=== Aim ===
Transcribe the records below exactly as they appear.

[BEGIN Material for this task]

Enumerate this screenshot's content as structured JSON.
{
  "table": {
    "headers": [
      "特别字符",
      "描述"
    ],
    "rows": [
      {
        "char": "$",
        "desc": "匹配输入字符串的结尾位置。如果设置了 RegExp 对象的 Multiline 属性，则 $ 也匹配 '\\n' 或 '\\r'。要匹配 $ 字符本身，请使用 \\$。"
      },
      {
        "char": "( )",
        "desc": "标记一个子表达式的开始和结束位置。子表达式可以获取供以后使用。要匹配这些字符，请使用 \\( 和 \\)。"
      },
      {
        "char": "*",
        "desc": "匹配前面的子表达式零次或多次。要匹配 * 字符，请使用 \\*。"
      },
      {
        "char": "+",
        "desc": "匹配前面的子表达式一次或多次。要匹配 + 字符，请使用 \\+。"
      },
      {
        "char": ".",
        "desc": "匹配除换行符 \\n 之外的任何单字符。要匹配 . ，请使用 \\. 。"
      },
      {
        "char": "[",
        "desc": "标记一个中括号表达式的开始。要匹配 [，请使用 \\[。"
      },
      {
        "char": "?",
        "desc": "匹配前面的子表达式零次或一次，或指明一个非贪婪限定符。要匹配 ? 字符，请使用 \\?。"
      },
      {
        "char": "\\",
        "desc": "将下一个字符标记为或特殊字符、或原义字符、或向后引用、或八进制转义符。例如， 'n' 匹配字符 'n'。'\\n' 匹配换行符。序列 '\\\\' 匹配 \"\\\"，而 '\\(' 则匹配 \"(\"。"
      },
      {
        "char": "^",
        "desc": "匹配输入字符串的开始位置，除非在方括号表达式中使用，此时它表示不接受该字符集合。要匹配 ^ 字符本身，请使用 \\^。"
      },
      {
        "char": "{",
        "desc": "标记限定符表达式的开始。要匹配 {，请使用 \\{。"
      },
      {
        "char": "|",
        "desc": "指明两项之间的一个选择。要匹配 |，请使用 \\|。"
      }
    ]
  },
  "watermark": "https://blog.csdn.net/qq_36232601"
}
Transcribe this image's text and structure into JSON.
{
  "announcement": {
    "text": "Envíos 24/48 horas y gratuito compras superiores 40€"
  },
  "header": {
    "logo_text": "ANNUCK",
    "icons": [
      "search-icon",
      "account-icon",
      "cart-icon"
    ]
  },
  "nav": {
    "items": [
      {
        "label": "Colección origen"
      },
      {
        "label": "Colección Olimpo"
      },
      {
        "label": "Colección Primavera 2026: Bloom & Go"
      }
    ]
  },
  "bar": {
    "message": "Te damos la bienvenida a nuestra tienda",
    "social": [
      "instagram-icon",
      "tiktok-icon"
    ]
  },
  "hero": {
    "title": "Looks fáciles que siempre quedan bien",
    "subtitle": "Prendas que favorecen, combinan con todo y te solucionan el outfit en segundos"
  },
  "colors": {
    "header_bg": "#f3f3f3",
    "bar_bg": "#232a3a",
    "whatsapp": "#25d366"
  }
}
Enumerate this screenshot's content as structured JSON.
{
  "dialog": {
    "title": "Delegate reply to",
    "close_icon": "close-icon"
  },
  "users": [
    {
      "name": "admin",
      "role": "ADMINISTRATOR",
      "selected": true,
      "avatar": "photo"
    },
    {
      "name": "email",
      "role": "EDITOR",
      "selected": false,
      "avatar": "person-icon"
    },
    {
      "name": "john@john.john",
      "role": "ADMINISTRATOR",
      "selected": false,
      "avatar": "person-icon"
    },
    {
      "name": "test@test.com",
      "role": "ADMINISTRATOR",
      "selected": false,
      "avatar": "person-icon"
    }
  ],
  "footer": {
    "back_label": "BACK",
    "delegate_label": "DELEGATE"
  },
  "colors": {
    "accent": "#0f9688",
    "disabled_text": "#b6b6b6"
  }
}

[END Material for this task]

=== Problem solution ===
Enumerate this screenshot's content as structured JSON.
{
  "table": {
    "headers": [
      "特别字符",
      "描述"
    ],
    "rows": [
      {
        "char": "$",
        "desc": "匹配输入字符串的结尾位置。如果设置了 RegExp 对象的 Multiline 属性，则 $ 也匹配 '\\n' 或 '\\r'。要匹配 $ 字符本身，请使用 \\$。"
      },
      {
        "char": "( )",
        "desc": "标记一个子表达式的开始和结束位置。子表达式可以获取供以后使用。要匹配这些字符，请使用 \\( 和 \\)。"
      },
      {
        "char": "*",
        "desc": "匹配前面的子表达式零次或多次。要匹配 * 字符，请使用 \\*。"
      },
      {
        "char": "+",
        "desc": "匹配前面的子表达式一次或多次。要匹配 + 字符，请使用 \\+。"
      },
      {
        "char": ".",
        "desc": "匹配除换行符 \\n 之外的任何单字符。要匹配 . ，请使用 \\. 。"
      },
      {
        "char": "[",
        "desc": "标记一个中括号表达式的开始。要匹配 [，请使用 \\[。"
      },
      {
        "char": "?",
        "desc": "匹配前面的子表达式零次或一次，或指明一个非贪婪限定符。要匹配 ? 字符，请使用 \\?。"
      },
      {
        "char": "\\",
        "desc": "将下一个字符标记为或特殊字符、或原义字符、或向后引用、或八进制转义符。例如， 'n' 匹配字符 'n'。'\\n' 匹配换行符。序列 '\\\\' 匹配 \"\\\"，而 '\\(' 则匹配 \"(\"。"
      },
      {
        "char": "^",
        "desc": "匹配输入字符串的开始位置，除非在方括号表达式中使用，此时它表示不接受该字符集合。要匹配 ^ 字符本身，请使用 \\^。"
      },
      {
        "char": "{",
        "desc": "标记限定符表达式的开始。要匹配 {，请使用 \\{。"
      },
      {
        "char": "|",
        "desc": "指明两项之间的一个选择。要匹配 |，请使用 \\|。"
      }
    ]
  },
  "watermark": "https://blog.csdn.net/qq_36232601"
}
Transcribe this image's text and structure into JSON.
{
  "announcement": {
    "text": "Envíos 24/48 horas y gratuito compras superiores 40€"
  },
  "header": {
    "logo_text": "ANNUCK",
    "icons": [
      "search-icon",
      "account-icon",
      "cart-icon"
    ]
  },
  "nav": {
    "items": [
      {
        "label": "Colección origen"
      },
      {
        "label": "Colección Olimpo"
      },
      {
        "label": "Colección Primavera 2026: Bloom & Go"
      }
    ]
  },
  "bar": {
    "message": "Te damos la bienvenida a nuestra tienda",
    "social": [
      "instagram-icon",
      "tiktok-icon"
    ]
  },
  "hero": {
    "title": "Looks fáciles que siempre quedan bien",
    "subtitle": "Prendas que favorecen, combinan con todo y te solucionan el outfit en segundos"
  },
  "colors": {
    "header_bg": "#f3f3f3",
    "bar_bg": "#232a3a",
    "whatsapp": "#25d366"
  }
}
Enumerate this screenshot's content as structured JSON.
{
  "dialog": {
    "title": "Delegate reply to",
    "close_icon": "close-icon"
  },
  "users": [
    {
      "name": "admin",
      "role": "ADMINISTRATOR",
      "selected": true,
      "avatar": "photo"
    },
    {
      "name": "email",
      "role": "EDITOR",
      "selected": false,
      "avatar": "person-icon"
    },
    {
      "name": "john@john.john",
      "role": "ADMINISTRATOR",
      "selected": false,
      "avatar": "person-icon"
    },
    {
      "name": "test@test.com",
      "role": "ADMINISTRATOR",
      "selected": false,
      "avatar": "person-icon"
    }
  ],
  "footer": {
    "back_label": "BACK",
    "delegate_label": "DELEGATE"
  },
  "colors": {
    "accent": "#0f9688",
    "disabled_text": "#b6b6b6"
  }
}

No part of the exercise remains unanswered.